## Start

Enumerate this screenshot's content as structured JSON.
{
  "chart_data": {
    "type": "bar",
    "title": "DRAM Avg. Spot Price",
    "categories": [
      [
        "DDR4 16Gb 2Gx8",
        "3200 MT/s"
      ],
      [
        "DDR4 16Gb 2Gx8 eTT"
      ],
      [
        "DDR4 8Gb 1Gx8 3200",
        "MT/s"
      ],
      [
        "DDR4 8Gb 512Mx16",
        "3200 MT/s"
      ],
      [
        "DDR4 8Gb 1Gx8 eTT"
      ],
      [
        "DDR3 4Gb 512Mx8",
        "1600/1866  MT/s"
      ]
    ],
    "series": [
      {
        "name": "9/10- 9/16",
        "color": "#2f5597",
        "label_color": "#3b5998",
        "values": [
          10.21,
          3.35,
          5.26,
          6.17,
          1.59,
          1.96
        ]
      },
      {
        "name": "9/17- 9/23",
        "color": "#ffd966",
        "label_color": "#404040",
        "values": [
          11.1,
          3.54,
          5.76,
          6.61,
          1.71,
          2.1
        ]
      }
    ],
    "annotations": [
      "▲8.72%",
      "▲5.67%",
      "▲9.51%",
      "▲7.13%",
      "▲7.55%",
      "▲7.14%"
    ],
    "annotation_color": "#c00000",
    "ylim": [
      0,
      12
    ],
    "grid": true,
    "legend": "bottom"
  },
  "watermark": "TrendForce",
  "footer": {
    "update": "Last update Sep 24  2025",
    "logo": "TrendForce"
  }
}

## End
## Start

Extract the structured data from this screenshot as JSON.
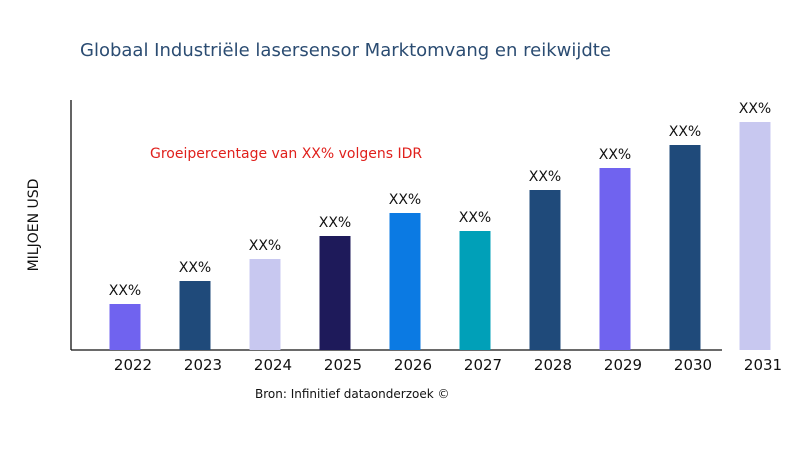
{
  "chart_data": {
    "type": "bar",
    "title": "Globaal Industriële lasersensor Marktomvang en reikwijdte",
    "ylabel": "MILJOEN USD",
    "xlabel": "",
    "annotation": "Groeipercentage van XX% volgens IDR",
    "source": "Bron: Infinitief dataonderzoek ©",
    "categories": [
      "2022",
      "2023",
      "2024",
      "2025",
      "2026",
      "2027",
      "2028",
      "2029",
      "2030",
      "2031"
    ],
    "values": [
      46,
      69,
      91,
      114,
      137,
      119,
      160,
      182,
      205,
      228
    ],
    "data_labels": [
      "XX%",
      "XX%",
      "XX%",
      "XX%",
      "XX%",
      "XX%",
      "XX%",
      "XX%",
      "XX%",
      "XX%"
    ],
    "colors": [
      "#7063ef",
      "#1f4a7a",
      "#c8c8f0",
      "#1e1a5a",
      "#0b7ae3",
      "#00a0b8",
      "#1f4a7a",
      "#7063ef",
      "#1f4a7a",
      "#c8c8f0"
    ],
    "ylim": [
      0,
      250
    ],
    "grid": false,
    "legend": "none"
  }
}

## End

| What needs to be done |
Find the lines with the string "structured" and reproduce them.

| Solution to the exercise |
Enumerate this screenshot's content as structured JSON.
Extract the structured data from this screenshot as JSON.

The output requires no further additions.